**GIVEN TASK:** Return a copy of every line in the records that includes the word "acids".

**RECORDED DATA:**
--------------------------------------------------

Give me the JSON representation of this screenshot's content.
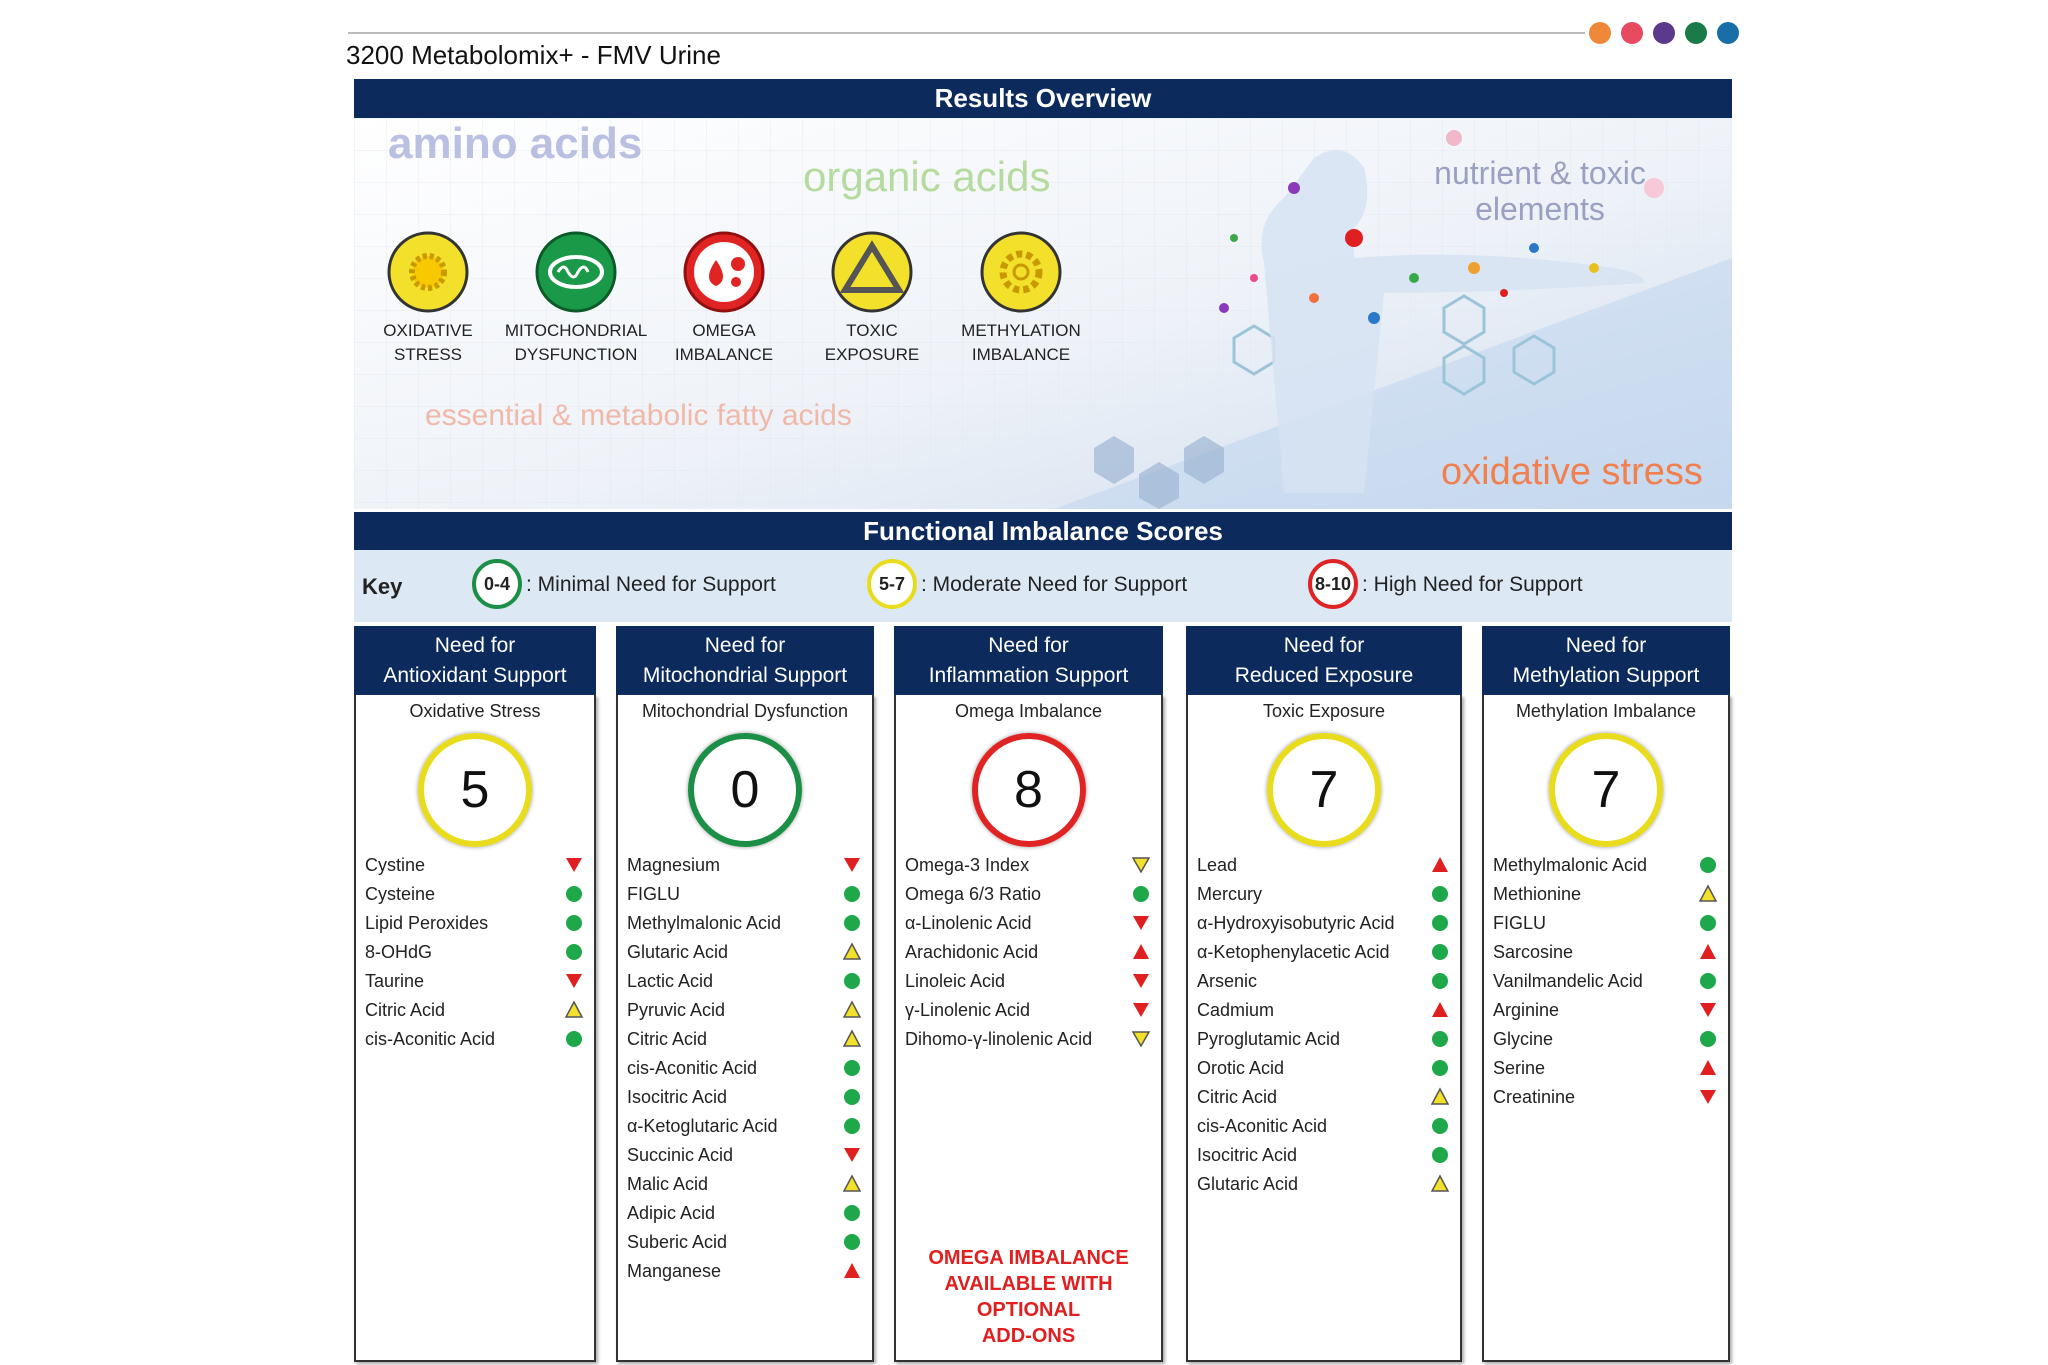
{
  "header": {
    "title": "3200 Metabolomix+ - FMV Urine"
  },
  "overview": {
    "title": "Results Overview",
    "areas": {
      "amino": "amino acids",
      "organic": "organic acids",
      "nutrient": [
        "nutrient & toxic",
        "elements"
      ],
      "fatty": "essential & metabolic fatty acids",
      "oxidative": "oxidative stress"
    },
    "icons": [
      {
        "label": [
          "OXIDATIVE",
          "STRESS"
        ]
      },
      {
        "label": [
          "MITOCHONDRIAL",
          "DYSFUNCTION"
        ]
      },
      {
        "label": [
          "OMEGA",
          "IMBALANCE"
        ]
      },
      {
        "label": [
          "TOXIC",
          "EXPOSURE"
        ]
      },
      {
        "label": [
          "METHYLATION",
          "IMBALANCE"
        ]
      }
    ]
  },
  "scores": {
    "title": "Functional Imbalance Scores",
    "key": {
      "label": "Key",
      "items": [
        {
          "range": "0-4",
          "text": ": Minimal Need for Support",
          "color": "#1a8f45"
        },
        {
          "range": "5-7",
          "text": ": Moderate Need for Support",
          "color": "#e8dc1c"
        },
        {
          "range": "8-10",
          "text": ": High Need for Support",
          "color": "#e02424"
        }
      ]
    },
    "columns": [
      {
        "header": [
          "Need for",
          "Antioxidant Support"
        ],
        "subtitle": "Oxidative Stress",
        "score": 5,
        "color": "#e8dc1c",
        "items": [
          {
            "name": "Cystine",
            "marker": "red-down"
          },
          {
            "name": "Cysteine",
            "marker": "green-dot"
          },
          {
            "name": "Lipid Peroxides",
            "marker": "green-dot"
          },
          {
            "name": "8-OHdG",
            "marker": "green-dot"
          },
          {
            "name": "Taurine",
            "marker": "red-down"
          },
          {
            "name": "Citric Acid",
            "marker": "yellow-up"
          },
          {
            "name": "cis-Aconitic Acid",
            "marker": "green-dot"
          }
        ]
      },
      {
        "header": [
          "Need for",
          "Mitochondrial Support"
        ],
        "subtitle": "Mitochondrial Dysfunction",
        "score": 0,
        "color": "#1a8f45",
        "items": [
          {
            "name": "Magnesium",
            "marker": "red-down"
          },
          {
            "name": "FIGLU",
            "marker": "green-dot"
          },
          {
            "name": "Methylmalonic Acid",
            "marker": "green-dot"
          },
          {
            "name": "Glutaric Acid",
            "marker": "yellow-up"
          },
          {
            "name": "Lactic Acid",
            "marker": "green-dot"
          },
          {
            "name": "Pyruvic Acid",
            "marker": "yellow-up"
          },
          {
            "name": "Citric Acid",
            "marker": "yellow-up"
          },
          {
            "name": "cis-Aconitic Acid",
            "marker": "green-dot"
          },
          {
            "name": "Isocitric Acid",
            "marker": "green-dot"
          },
          {
            "name": "α-Ketoglutaric Acid",
            "marker": "green-dot"
          },
          {
            "name": "Succinic Acid",
            "marker": "red-down"
          },
          {
            "name": "Malic Acid",
            "marker": "yellow-up"
          },
          {
            "name": "Adipic Acid",
            "marker": "green-dot"
          },
          {
            "name": "Suberic Acid",
            "marker": "green-dot"
          },
          {
            "name": "Manganese",
            "marker": "red-up"
          }
        ]
      },
      {
        "header": [
          "Need for",
          "Inflammation Support"
        ],
        "subtitle": "Omega Imbalance",
        "score": 8,
        "color": "#e02424",
        "items": [
          {
            "name": "Omega-3 Index",
            "marker": "yellow-down"
          },
          {
            "name": "Omega 6/3 Ratio",
            "marker": "green-dot"
          },
          {
            "name": "α-Linolenic Acid",
            "marker": "red-down"
          },
          {
            "name": "Arachidonic Acid",
            "marker": "red-up"
          },
          {
            "name": "Linoleic Acid",
            "marker": "red-down"
          },
          {
            "name": "γ-Linolenic Acid",
            "marker": "red-down"
          },
          {
            "name": "Dihomo-γ-linolenic Acid",
            "marker": "yellow-down"
          }
        ],
        "note": [
          "OMEGA IMBALANCE",
          "AVAILABLE WITH",
          "OPTIONAL",
          "ADD-ONS"
        ]
      },
      {
        "header": [
          "Need for",
          "Reduced Exposure"
        ],
        "subtitle": "Toxic Exposure",
        "score": 7,
        "color": "#e8dc1c",
        "items": [
          {
            "name": "Lead",
            "marker": "red-up"
          },
          {
            "name": "Mercury",
            "marker": "green-dot"
          },
          {
            "name": "α-Hydroxyisobutyric Acid",
            "marker": "green-dot"
          },
          {
            "name": "α-Ketophenylacetic Acid",
            "marker": "green-dot"
          },
          {
            "name": "Arsenic",
            "marker": "green-dot"
          },
          {
            "name": "Cadmium",
            "marker": "red-up"
          },
          {
            "name": "Pyroglutamic Acid",
            "marker": "green-dot"
          },
          {
            "name": "Orotic Acid",
            "marker": "green-dot"
          },
          {
            "name": "Citric Acid",
            "marker": "yellow-up"
          },
          {
            "name": "cis-Aconitic Acid",
            "marker": "green-dot"
          },
          {
            "name": "Isocitric Acid",
            "marker": "green-dot"
          },
          {
            "name": "Glutaric Acid",
            "marker": "yellow-up"
          }
        ]
      },
      {
        "header": [
          "Need for",
          "Methylation Support"
        ],
        "subtitle": "Methylation Imbalance",
        "score": 7,
        "color": "#e8dc1c",
        "items": [
          {
            "name": "Methylmalonic Acid",
            "marker": "green-dot"
          },
          {
            "name": "Methionine",
            "marker": "yellow-up"
          },
          {
            "name": "FIGLU",
            "marker": "green-dot"
          },
          {
            "name": "Sarcosine",
            "marker": "red-up"
          },
          {
            "name": "Vanilmandelic Acid",
            "marker": "green-dot"
          },
          {
            "name": "Arginine",
            "marker": "red-down"
          },
          {
            "name": "Glycine",
            "marker": "green-dot"
          },
          {
            "name": "Serine",
            "marker": "red-up"
          },
          {
            "name": "Creatinine",
            "marker": "red-down"
          }
        ]
      }
    ]
  }
}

--------------------------------------------------

**RESPONSE:**
      "amino": "amino acids",
      "organic": "organic acids",
      "fatty": "essential & metabolic fatty acids",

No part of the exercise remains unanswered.